# START OF Input material

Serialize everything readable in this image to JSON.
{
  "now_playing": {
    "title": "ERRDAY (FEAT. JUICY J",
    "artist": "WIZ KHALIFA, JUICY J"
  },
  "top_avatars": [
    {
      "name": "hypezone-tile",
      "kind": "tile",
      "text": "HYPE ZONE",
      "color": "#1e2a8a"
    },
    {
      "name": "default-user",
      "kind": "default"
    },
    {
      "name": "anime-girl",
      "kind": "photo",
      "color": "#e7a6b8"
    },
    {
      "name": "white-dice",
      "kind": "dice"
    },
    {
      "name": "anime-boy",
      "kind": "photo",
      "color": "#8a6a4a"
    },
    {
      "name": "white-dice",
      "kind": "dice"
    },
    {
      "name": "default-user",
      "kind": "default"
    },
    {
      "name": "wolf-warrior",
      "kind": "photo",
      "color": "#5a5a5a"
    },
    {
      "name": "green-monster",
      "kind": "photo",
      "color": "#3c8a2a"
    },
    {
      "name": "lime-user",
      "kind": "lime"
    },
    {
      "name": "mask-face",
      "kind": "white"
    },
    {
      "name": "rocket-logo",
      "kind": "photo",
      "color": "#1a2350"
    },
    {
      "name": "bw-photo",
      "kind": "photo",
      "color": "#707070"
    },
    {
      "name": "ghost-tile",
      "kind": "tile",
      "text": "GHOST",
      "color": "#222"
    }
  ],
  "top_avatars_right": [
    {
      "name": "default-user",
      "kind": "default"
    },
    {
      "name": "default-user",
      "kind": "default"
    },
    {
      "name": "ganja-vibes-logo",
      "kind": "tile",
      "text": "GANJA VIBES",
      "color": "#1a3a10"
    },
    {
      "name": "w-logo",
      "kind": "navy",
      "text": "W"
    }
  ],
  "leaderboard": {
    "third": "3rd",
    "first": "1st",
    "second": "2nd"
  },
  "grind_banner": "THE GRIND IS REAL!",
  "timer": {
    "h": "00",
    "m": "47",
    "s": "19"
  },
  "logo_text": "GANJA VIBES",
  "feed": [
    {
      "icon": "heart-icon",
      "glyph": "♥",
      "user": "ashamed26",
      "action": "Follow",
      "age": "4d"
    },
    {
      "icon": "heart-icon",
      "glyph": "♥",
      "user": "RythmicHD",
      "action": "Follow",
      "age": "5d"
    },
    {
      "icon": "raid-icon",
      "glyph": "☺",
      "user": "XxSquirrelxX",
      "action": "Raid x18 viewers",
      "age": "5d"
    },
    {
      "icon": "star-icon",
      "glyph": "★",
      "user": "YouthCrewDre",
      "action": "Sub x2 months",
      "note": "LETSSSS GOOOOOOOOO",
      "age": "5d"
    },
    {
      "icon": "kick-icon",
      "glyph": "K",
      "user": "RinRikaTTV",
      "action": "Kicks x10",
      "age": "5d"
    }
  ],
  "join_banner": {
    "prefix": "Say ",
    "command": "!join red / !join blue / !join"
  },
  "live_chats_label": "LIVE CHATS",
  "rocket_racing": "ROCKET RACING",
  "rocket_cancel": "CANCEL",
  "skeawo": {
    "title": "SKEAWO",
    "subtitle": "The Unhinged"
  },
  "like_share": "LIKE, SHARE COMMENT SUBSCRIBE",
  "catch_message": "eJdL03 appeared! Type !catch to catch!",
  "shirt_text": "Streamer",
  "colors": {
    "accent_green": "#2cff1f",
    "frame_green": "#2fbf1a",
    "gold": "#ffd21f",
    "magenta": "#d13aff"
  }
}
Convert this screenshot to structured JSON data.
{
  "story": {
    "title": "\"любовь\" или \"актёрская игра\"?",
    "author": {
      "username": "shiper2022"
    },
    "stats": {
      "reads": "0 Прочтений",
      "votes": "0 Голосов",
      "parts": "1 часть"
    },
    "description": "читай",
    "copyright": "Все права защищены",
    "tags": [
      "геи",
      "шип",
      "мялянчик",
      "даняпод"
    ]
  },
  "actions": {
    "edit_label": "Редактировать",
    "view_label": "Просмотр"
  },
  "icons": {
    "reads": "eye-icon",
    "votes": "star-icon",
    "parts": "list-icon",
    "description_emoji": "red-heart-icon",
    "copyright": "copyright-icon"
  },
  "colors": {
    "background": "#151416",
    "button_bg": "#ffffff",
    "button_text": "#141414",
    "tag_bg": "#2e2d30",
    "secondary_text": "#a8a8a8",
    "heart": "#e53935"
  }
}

# END OF Input material

Task objective
Find how many lines hold the string "this", and state that number alone.

Written answer
2